- _The exercise_
Reproduce all of the material exactly as shown.
══ Record extracts ══
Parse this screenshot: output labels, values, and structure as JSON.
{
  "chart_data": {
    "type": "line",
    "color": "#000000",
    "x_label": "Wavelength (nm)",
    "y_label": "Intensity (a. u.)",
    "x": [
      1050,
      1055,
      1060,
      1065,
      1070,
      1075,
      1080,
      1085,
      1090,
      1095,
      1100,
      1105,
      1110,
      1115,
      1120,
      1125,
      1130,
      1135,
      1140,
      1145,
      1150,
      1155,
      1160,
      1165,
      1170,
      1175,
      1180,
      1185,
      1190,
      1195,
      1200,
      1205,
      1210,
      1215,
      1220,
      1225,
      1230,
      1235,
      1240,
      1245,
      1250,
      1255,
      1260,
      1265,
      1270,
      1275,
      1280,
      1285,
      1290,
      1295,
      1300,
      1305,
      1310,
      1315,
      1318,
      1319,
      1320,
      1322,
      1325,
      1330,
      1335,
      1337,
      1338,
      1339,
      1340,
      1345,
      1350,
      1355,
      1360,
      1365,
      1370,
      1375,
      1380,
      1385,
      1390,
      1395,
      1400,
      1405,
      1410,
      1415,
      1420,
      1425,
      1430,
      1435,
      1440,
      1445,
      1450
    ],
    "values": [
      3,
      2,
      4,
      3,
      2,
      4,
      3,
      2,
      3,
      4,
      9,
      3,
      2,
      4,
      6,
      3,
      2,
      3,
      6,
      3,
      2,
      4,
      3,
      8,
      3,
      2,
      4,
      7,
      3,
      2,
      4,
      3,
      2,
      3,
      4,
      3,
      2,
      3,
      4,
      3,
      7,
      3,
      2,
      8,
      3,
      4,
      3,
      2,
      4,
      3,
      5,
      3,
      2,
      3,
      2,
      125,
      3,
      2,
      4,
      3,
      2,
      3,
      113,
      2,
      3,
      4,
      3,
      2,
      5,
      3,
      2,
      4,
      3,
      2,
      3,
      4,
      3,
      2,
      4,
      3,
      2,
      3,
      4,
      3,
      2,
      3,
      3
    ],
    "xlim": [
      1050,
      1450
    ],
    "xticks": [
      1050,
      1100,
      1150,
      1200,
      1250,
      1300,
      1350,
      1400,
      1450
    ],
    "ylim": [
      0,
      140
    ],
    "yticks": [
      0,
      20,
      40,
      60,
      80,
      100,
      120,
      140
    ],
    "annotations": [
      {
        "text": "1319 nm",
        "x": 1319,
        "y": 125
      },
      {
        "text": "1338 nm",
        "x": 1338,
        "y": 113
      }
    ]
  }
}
═══
- _Task solution_
Parse this screenshot: output labels, values, and structure as JSON.
{
  "chart_data": {
    "type": "line",
    "color": "#000000",
    "x_label": "Wavelength (nm)",
    "y_label": "Intensity (a. u.)",
    "x": [
      1050,
      1055,
      1060,
      1065,
      1070,
      1075,
      1080,
      1085,
      1090,
      1095,
      1100,
      1105,
      1110,
      1115,
      1120,
      1125,
      1130,
      1135,
      1140,
      1145,
      1150,
      1155,
      1160,
      1165,
      1170,
      1175,
      1180,
      1185,
      1190,
      1195,
      1200,
      1205,
      1210,
      1215,
      1220,
      1225,
      1230,
      1235,
      1240,
      1245,
      1250,
      1255,
      1260,
      1265,
      1270,
      1275,
      1280,
      1285,
      1290,
      1295,
      1300,
      1305,
      1310,
      1315,
      1318,
      1319,
      1320,
      1322,
      1325,
      1330,
      1335,
      1337,
      1338,
      1339,
      1340,
      1345,
      1350,
      1355,
      1360,
      1365,
      1370,
      1375,
      1380,
      1385,
      1390,
      1395,
      1400,
      1405,
      1410,
      1415,
      1420,
      1425,
      1430,
      1435,
      1440,
      1445,
      1450
    ],
    "values": [
      3,
      2,
      4,
      3,
      2,
      4,
      3,
      2,
      3,
      4,
      9,
      3,
      2,
      4,
      6,
      3,
      2,
      3,
      6,
      3,
      2,
      4,
      3,
      8,
      3,
      2,
      4,
      7,
      3,
      2,
      4,
      3,
      2,
      3,
      4,
      3,
      2,
      3,
      4,
      3,
      7,
      3,
      2,
      8,
      3,
      4,
      3,
      2,
      4,
      3,
      5,
      3,
      2,
      3,
      2,
      125,
      3,
      2,
      4,
      3,
      2,
      3,
      113,
      2,
      3,
      4,
      3,
      2,
      5,
      3,
      2,
      4,
      3,
      2,
      3,
      4,
      3,
      2,
      4,
      3,
      2,
      3,
      4,
      3,
      2,
      3,
      3
    ],
    "xlim": [
      1050,
      1450
    ],
    "xticks": [
      1050,
      1100,
      1150,
      1200,
      1250,
      1300,
      1350,
      1400,
      1450
    ],
    "ylim": [
      0,
      140
    ],
    "yticks": [
      0,
      20,
      40,
      60,
      80,
      100,
      120,
      140
    ],
    "annotations": [
      {
        "text": "1319 nm",
        "x": 1319,
        "y": 125
      },
      {
        "text": "1338 nm",
        "x": 1338,
        "y": 113
      }
    ]
  }
}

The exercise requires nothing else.